● **Raw data**
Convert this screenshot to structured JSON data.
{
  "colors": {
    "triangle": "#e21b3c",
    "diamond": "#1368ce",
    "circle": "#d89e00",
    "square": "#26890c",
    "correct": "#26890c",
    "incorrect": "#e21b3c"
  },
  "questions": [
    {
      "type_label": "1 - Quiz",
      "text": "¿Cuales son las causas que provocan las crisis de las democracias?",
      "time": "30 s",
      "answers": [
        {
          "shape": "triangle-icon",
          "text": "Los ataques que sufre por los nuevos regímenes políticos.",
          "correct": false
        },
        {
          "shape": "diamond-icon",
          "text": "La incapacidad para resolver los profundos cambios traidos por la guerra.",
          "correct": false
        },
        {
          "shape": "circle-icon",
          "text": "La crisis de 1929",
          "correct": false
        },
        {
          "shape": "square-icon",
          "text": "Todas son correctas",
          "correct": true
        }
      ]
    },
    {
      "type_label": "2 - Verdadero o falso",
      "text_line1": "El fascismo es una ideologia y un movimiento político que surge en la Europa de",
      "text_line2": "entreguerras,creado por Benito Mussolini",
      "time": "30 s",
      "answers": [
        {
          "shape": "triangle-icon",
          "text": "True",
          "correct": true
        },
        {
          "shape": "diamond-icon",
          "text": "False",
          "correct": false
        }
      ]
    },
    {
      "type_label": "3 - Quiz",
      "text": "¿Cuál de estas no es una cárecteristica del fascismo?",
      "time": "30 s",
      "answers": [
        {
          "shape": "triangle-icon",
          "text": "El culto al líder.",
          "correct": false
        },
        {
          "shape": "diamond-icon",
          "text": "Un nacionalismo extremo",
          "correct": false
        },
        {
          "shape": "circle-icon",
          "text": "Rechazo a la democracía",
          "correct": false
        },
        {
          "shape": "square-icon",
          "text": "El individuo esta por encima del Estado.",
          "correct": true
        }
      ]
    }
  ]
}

● **Given exercise**
Copy out the data shown above without altering anything.

● **Written response**
Convert this screenshot to structured JSON data.
{
  "colors": {
    "triangle": "#e21b3c",
    "diamond": "#1368ce",
    "circle": "#d89e00",
    "square": "#26890c",
    "correct": "#26890c",
    "incorrect": "#e21b3c"
  },
  "questions": [
    {
      "type_label": "1 - Quiz",
      "text": "¿Cuales son las causas que provocan las crisis de las democracias?",
      "time": "30 s",
      "answers": [
        {
          "shape": "triangle-icon",
          "text": "Los ataques que sufre por los nuevos regímenes políticos.",
          "correct": false
        },
        {
          "shape": "diamond-icon",
          "text": "La incapacidad para resolver los profundos cambios traidos por la guerra.",
          "correct": false
        },
        {
          "shape": "circle-icon",
          "text": "La crisis de 1929",
          "correct": false
        },
        {
          "shape": "square-icon",
          "text": "Todas son correctas",
          "correct": true
        }
      ]
    },
    {
      "type_label": "2 - Verdadero o falso",
      "text_line1": "El fascismo es una ideologia y un movimiento político que surge en la Europa de",
      "text_line2": "entreguerras,creado por Benito Mussolini",
      "time": "30 s",
      "answers": [
        {
          "shape": "triangle-icon",
          "text": "True",
          "correct": true
        },
        {
          "shape": "diamond-icon",
          "text": "False",
          "correct": false
        }
      ]
    },
    {
      "type_label": "3 - Quiz",
      "text": "¿Cuál de estas no es una cárecteristica del fascismo?",
      "time": "30 s",
      "answers": [
        {
          "shape": "triangle-icon",
          "text": "El culto al líder.",
          "correct": false
        },
        {
          "shape": "diamond-icon",
          "text": "Un nacionalismo extremo",
          "correct": false
        },
        {
          "shape": "circle-icon",
          "text": "Rechazo a la democracía",
          "correct": false
        },
        {
          "shape": "square-icon",
          "text": "El individuo esta por encima del Estado.",
          "correct": true
        }
      ]
    }
  ]
}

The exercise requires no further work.